# TASKS TO CARRY OUT
a – Answer these questions from the passage on direct admissions:
(i) Which state began proactive admissions for the high school class of 2018?
(ii) What did one Idaho student say their dream was?
(iii) Which state was the first to adopt a direct admissions policy?
b – From the listing, pull out the part that opens with the line containing "y-tick-label: 0.01 <box>52 148 74 160</box>" and closes with the line containing "x-tick-label: s/s <box>142 434 156 446</box>". Reproduce each line unchanged.

Given the high-yield, low-cost potential of direct admissions, this practice has already begun to spread across the nation. South Dakota began proactive admissions for the high school class of 2018 (Gewertz, 2017; South Dakota Department of Education, 2019). More recently, the Illinois General Assembly passed a 2019 law that developed a pilot program to automatically admit high-performing high school graduates to targeted public institutions beginning in 2020–2021, and, in 2021, Connecticut’s governor proposed an automatic admissions system for four of the state’s public universities (Office of Governor Ned Lamont, 2021). Likewise, the Minnesota legislature is moving forward legislation that would create a direct admissions program (Nietzel, 2021). Despite this diffusion, no research to date has estimated causal impacts of a direct admissions system.

Direct admissions holds potential to provide important college-going signals to high school students and eliminate the need for extensive financial, social, and cultural capital to navigate the college application process. Interviews with direct admission students in Idaho revealed how this policy changed their college aspirations, with one student noting: “The letter really changed my perspective. It genuinely opened doors for me that I’d never thought possible. I knew after receiving it that my dream of being the college English professor could come true” (Howell, 2019). Others stated “I was really surprised. I wasn’t planning on applying to U of I. I didn’t think U of I was really on my radar in terms of being accepted” and “I didn’t think any college would accept me but I was wrong” (Howell, 2019). While there is still a need to investigate informational, financial, and social-capital issues beyond college admissions in the education production function, early results from Idaho are promising. This technical solution can be universally implemented to level the playing field for all students within a state with a small initial investment for development, use of an existing SLDS, and minimal costs for continued operation. Further, not only does this practice conceptually reduce or eliminate many barriers students face in the college application and admission process, but direct admissions draws upon rich underpinnings in behavioral economics and is built upon a strong foundation of existing research on the impact of offering postsecondary opportunities.

Given Idaho’s centralized governance structure, with one board overseeing both K-12 and postsecondary education in the state, OSBE’s ability to coordinate the state’s education system as a whole and its ability to guarantee a “next step” after high school makes the state an ideal setting for exploring the effectiveness of direct admissions. Further, the state’s small size, limited number (and similar type) of postsecondary institutions, existing development and use of a SLDS, and its low-cost implementation of direct admissions allows us to examine the impact of direct admissions and consider its interaction with existing and complementary state policies and practices. Finally, because Idaho was the first adopter of a direct admissions policy, it is important to critically evaluate Idaho’s outcomes as policymakers within the state consider its effectiveness and those in other parts of the nation consider the adoption and design of their own direct admissions systems.

[Records from a data collection]

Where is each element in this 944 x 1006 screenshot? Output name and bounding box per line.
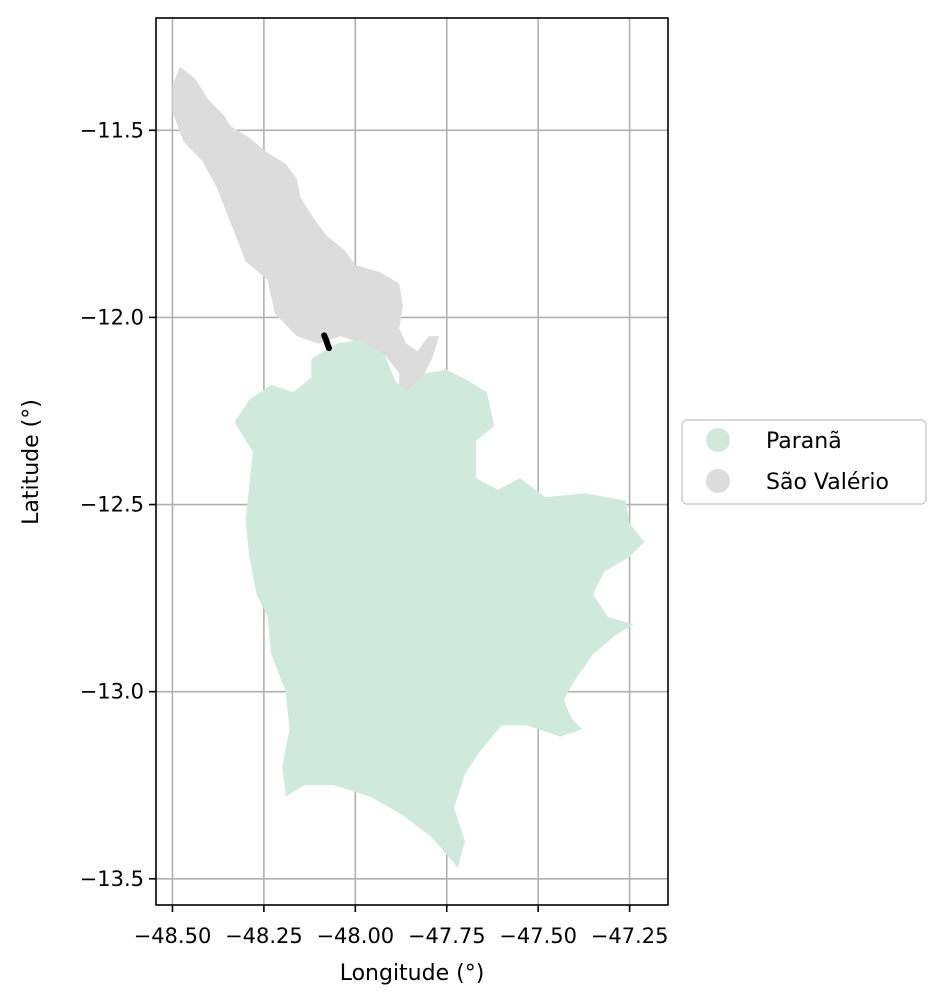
feature-line [321, 332, 332, 352]
x-tick-label: −47.25 [591, 924, 669, 948]
y-tick-label: −13.5 [80, 867, 144, 891]
ticks-layer: −48.50 −48.25 −48.00 −47.75 −47.50 −47.25 −11.… [80, 118, 669, 948]
y-tick-label: −12.5 [80, 493, 144, 517]
legend-marker-sao-valerio [706, 469, 730, 493]
legend-marker-parana [706, 428, 730, 452]
legend-label-parana: Paranã [766, 429, 842, 454]
region-sao-valerio [172, 66, 440, 400]
y-tick-label: −13.0 [80, 680, 144, 704]
legend-label-sao-valerio: São Valério [766, 470, 889, 495]
x-tick-label: −48.25 [225, 924, 303, 948]
y-tick-label: −11.5 [80, 118, 144, 142]
regions-layer [172, 66, 645, 868]
x-tick-label: −47.50 [499, 924, 577, 948]
legend: Paranã São Valério [681, 419, 927, 505]
plot-frame [155, 17, 669, 906]
region-parana [234, 339, 645, 868]
y-tick-label: −12.0 [80, 305, 144, 329]
legend-frame [681, 419, 927, 505]
y-axis-label: Latitude (°) [19, 399, 44, 525]
x-tick-label: −48.50 [134, 924, 212, 948]
features-layer [321, 332, 332, 352]
x-tick-label: −47.75 [408, 924, 486, 948]
x-axis-label: Longitude (°) [340, 961, 485, 986]
x-tick-label: −48.00 [316, 924, 394, 948]
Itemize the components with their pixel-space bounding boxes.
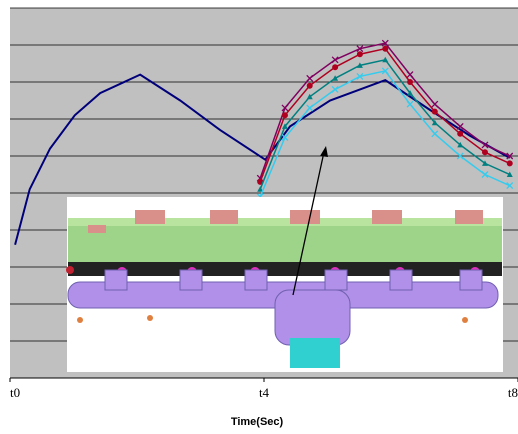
x-tick-label: t0 [10, 385, 20, 400]
x-tick-label: t8 [508, 385, 518, 400]
marker [482, 149, 488, 155]
marker [282, 112, 288, 118]
marker [307, 83, 313, 89]
marker [407, 79, 413, 85]
engine-image [66, 197, 503, 372]
marker [357, 51, 363, 57]
marker [432, 109, 438, 115]
x-tick-label: t4 [259, 385, 270, 400]
marker [382, 46, 388, 52]
chart: Time(Sec) t0 t4 t8 [0, 0, 518, 434]
marker [507, 160, 513, 166]
x-axis-label: Time(Sec) [231, 416, 284, 428]
marker [332, 64, 338, 70]
marker [457, 131, 463, 137]
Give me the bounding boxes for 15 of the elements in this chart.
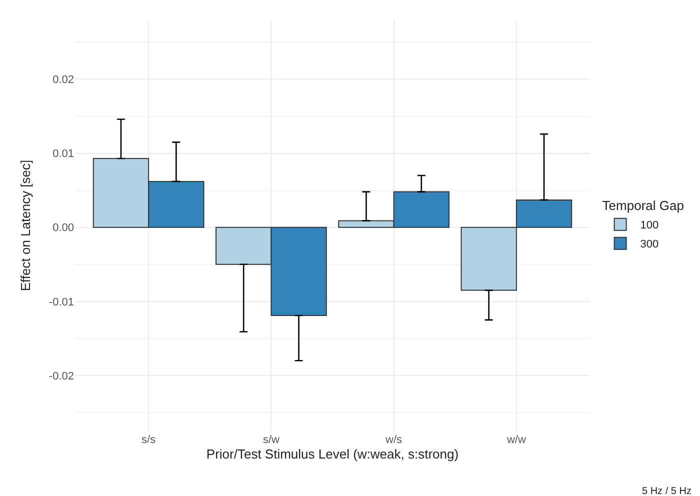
y-tick-label: 0.01 <box>52 148 74 160</box>
x-tick-label: w/w <box>506 434 526 446</box>
legend-label: 300 <box>640 238 659 251</box>
y-tick-label: 0.02 <box>52 74 74 86</box>
legend-title: Temporal Gap <box>602 198 684 213</box>
y-axis-title: Effect on Latency [sec] <box>18 160 33 292</box>
x-tick-label: s/w <box>262 434 280 446</box>
legend-label: 100 <box>640 220 659 232</box>
text: 5 Hz / 5 Hz <box>642 486 692 496</box>
y-tick-label: 0.00 <box>52 222 74 234</box>
y-tick-label: -0.01 <box>48 296 74 308</box>
x-axis-title: Prior/Test Stimulus Level (w:weak, s:strong) <box>206 446 459 462</box>
y-tick-label: -0.02 <box>48 370 74 382</box>
x-tick-label: w/s <box>384 434 403 446</box>
x-tick-label: s/s <box>142 434 156 446</box>
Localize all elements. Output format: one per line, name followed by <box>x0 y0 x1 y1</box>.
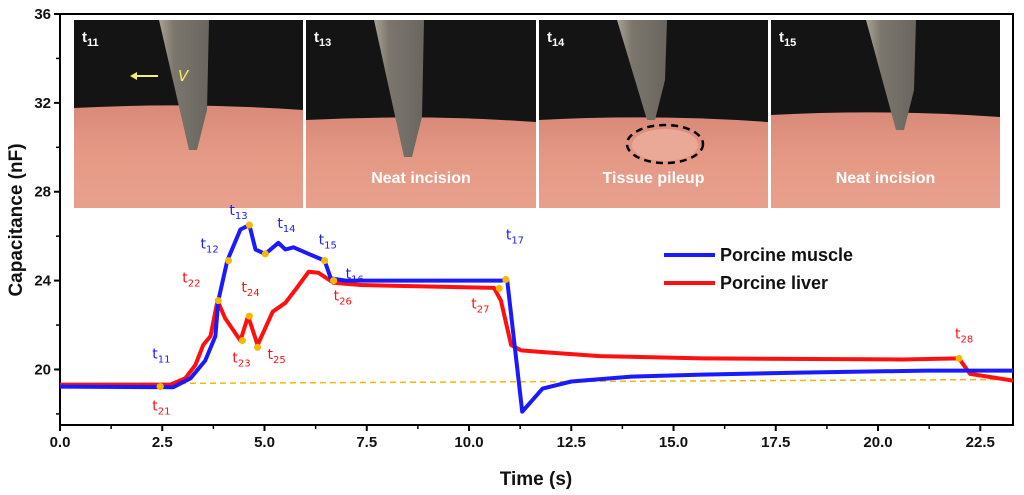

# RESPONSES IN ORDER
a –
(i) South Dakota
(ii) Being a college English professor
(iii) Idaho

b –
y-tick-label: 0.01 <box>52 148 74 160</box>
x-tick-label: w/w <box>506 434 526 446</box>
legend-label: 300 <box>640 238 659 251</box>
y-tick-label: 0.02 <box>52 74 74 86</box>
legend-title: Temporal Gap <box>602 198 684 213</box>
y-axis-title: Effect on Latency [sec] <box>18 160 33 292</box>
x-tick-label: s/w <box>262 434 280 446</box>
legend-label: 100 <box>640 220 659 232</box>
text: 5 Hz / 5 Hz <box>642 486 692 496</box>
y-tick-label: 0.00 <box>52 222 74 234</box>
y-tick-label: -0.01 <box>48 296 74 308</box>
x-axis-title: Prior/Test Stimulus Level (w:weak, s:strong) <box>206 446 459 462</box>
y-tick-label: -0.02 <box>48 370 74 382</box>
x-tick-label: w/s <box>384 434 403 446</box>
x-tick-label: s/s <box>142 434 156 446</box>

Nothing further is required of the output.